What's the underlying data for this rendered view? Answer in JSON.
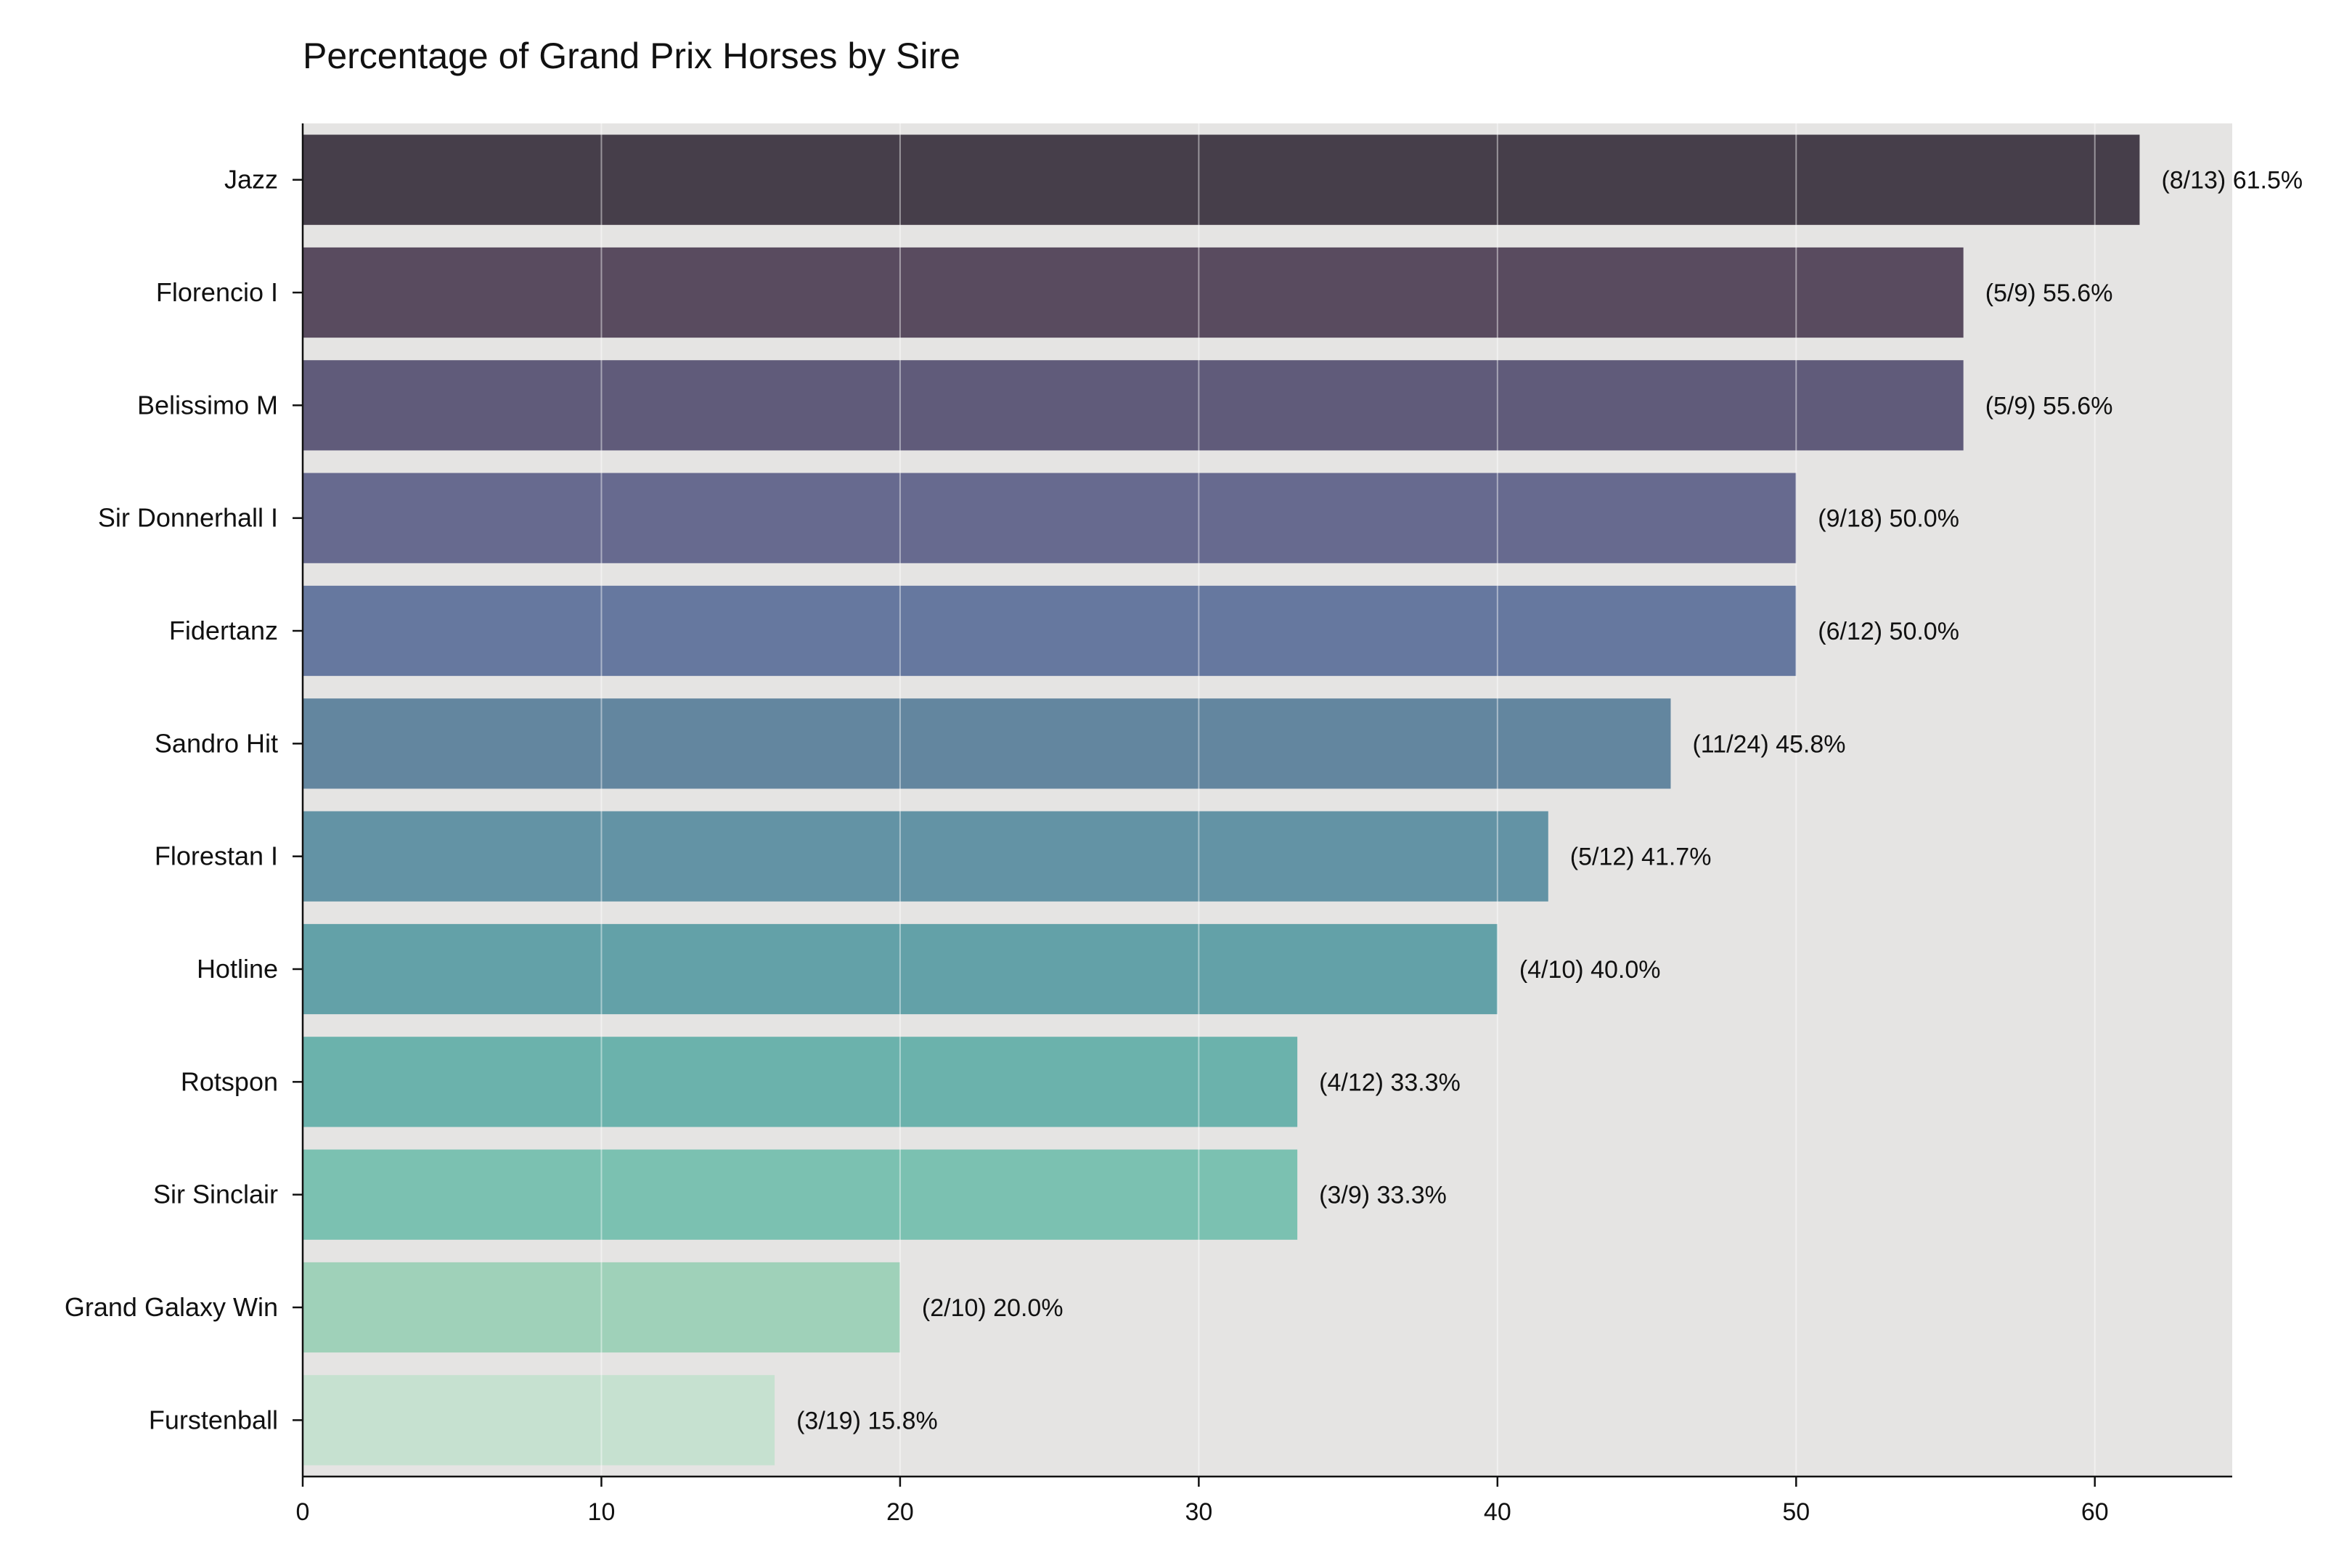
{
  "chart_data": {
    "type": "bar",
    "orientation": "horizontal",
    "title": "Percentage of Grand Prix Horses by Sire",
    "xlabel": "",
    "ylabel": "",
    "xlim": [
      0,
      64.6
    ],
    "xticks": [
      0,
      10,
      20,
      30,
      40,
      50,
      60
    ],
    "grid": true,
    "categories": [
      "Jazz",
      "Florencio I",
      "Belissimo M",
      "Sir Donnerhall I",
      "Fidertanz",
      "Sandro Hit",
      "Florestan I",
      "Hotline",
      "Rotspon",
      "Sir Sinclair",
      "Grand Galaxy Win",
      "Furstenball"
    ],
    "values": [
      61.5,
      55.6,
      55.6,
      50.0,
      50.0,
      45.8,
      41.7,
      40.0,
      33.3,
      33.3,
      20.0,
      15.8
    ],
    "labels": [
      "(8/13) 61.5%",
      "(5/9) 55.6%",
      "(5/9) 55.6%",
      "(9/18) 50.0%",
      "(6/12) 50.0%",
      "(11/24) 45.8%",
      "(5/12) 41.7%",
      "(4/10) 40.0%",
      "(4/12) 33.3%",
      "(3/9) 33.3%",
      "(2/10) 20.0%",
      "(3/19) 15.8%"
    ],
    "colors": [
      "#463e4a",
      "#594b5f",
      "#605b7a",
      "#676a8f",
      "#66789f",
      "#63869f",
      "#6393a5",
      "#63a1a8",
      "#6bb2ac",
      "#7bc1b1",
      "#9fd1b9",
      "#c6e1d0"
    ],
    "background": "#e5e4e3"
  }
}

REQUIREMENT: Check each line of the data above for the word "Grand" and say how many lines have it. Give the number alone.

SOLUTION: 2